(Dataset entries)
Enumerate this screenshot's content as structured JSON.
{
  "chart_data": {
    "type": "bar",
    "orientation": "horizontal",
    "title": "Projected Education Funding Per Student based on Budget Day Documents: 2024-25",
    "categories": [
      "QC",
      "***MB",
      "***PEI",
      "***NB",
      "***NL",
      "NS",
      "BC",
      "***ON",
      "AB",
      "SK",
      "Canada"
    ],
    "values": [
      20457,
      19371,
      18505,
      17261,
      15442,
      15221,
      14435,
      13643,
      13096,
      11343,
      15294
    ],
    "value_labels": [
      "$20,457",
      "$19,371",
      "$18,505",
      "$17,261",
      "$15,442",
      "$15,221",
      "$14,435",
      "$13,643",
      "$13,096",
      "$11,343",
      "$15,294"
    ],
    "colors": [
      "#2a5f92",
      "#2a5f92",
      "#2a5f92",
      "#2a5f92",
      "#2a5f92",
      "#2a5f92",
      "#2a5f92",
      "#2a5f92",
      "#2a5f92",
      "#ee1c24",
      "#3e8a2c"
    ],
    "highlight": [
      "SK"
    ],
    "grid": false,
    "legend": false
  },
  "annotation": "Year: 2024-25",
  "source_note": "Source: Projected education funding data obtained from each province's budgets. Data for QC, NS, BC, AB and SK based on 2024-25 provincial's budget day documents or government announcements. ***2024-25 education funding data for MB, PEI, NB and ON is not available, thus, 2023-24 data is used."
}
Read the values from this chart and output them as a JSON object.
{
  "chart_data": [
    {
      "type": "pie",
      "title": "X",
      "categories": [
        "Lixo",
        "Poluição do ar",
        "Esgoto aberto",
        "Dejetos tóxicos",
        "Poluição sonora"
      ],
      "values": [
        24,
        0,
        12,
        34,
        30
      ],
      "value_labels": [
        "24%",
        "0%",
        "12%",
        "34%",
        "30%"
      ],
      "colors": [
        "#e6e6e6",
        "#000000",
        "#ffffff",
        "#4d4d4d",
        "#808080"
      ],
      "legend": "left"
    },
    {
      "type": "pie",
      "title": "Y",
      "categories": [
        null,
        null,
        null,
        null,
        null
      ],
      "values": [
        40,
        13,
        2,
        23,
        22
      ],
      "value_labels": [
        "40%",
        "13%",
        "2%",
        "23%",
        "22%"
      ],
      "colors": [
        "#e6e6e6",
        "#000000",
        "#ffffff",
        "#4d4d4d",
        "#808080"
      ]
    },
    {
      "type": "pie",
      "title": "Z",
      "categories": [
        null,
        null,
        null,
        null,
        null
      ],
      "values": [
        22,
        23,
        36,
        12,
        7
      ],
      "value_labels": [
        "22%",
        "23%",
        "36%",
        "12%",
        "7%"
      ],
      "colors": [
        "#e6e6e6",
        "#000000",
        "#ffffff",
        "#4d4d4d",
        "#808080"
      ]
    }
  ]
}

◆ What you have to do ◆
Transcribe the material above word for word.

◆ Full answer ◆
Enumerate this screenshot's content as structured JSON.
{
  "chart_data": {
    "type": "bar",
    "orientation": "horizontal",
    "title": "Projected Education Funding Per Student based on Budget Day Documents: 2024-25",
    "categories": [
      "QC",
      "***MB",
      "***PEI",
      "***NB",
      "***NL",
      "NS",
      "BC",
      "***ON",
      "AB",
      "SK",
      "Canada"
    ],
    "values": [
      20457,
      19371,
      18505,
      17261,
      15442,
      15221,
      14435,
      13643,
      13096,
      11343,
      15294
    ],
    "value_labels": [
      "$20,457",
      "$19,371",
      "$18,505",
      "$17,261",
      "$15,442",
      "$15,221",
      "$14,435",
      "$13,643",
      "$13,096",
      "$11,343",
      "$15,294"
    ],
    "colors": [
      "#2a5f92",
      "#2a5f92",
      "#2a5f92",
      "#2a5f92",
      "#2a5f92",
      "#2a5f92",
      "#2a5f92",
      "#2a5f92",
      "#2a5f92",
      "#ee1c24",
      "#3e8a2c"
    ],
    "highlight": [
      "SK"
    ],
    "grid": false,
    "legend": false
  },
  "annotation": "Year: 2024-25",
  "source_note": "Source: Projected education funding data obtained from each province's budgets. Data for QC, NS, BC, AB and SK based on 2024-25 provincial's budget day documents or government announcements. ***2024-25 education funding data for MB, PEI, NB and ON is not available, thus, 2023-24 data is used."
}
Read the values from this chart and output them as a JSON object.
{
  "chart_data": [
    {
      "type": "pie",
      "title": "X",
      "categories": [
        "Lixo",
        "Poluição do ar",
        "Esgoto aberto",
        "Dejetos tóxicos",
        "Poluição sonora"
      ],
      "values": [
        24,
        0,
        12,
        34,
        30
      ],
      "value_labels": [
        "24%",
        "0%",
        "12%",
        "34%",
        "30%"
      ],
      "colors": [
        "#e6e6e6",
        "#000000",
        "#ffffff",
        "#4d4d4d",
        "#808080"
      ],
      "legend": "left"
    },
    {
      "type": "pie",
      "title": "Y",
      "categories": [
        null,
        null,
        null,
        null,
        null
      ],
      "values": [
        40,
        13,
        2,
        23,
        22
      ],
      "value_labels": [
        "40%",
        "13%",
        "2%",
        "23%",
        "22%"
      ],
      "colors": [
        "#e6e6e6",
        "#000000",
        "#ffffff",
        "#4d4d4d",
        "#808080"
      ]
    },
    {
      "type": "pie",
      "title": "Z",
      "categories": [
        null,
        null,
        null,
        null,
        null
      ],
      "values": [
        22,
        23,
        36,
        12,
        7
      ],
      "value_labels": [
        "22%",
        "23%",
        "36%",
        "12%",
        "7%"
      ],
      "colors": [
        "#e6e6e6",
        "#000000",
        "#ffffff",
        "#4d4d4d",
        "#808080"
      ]
    }
  ]
}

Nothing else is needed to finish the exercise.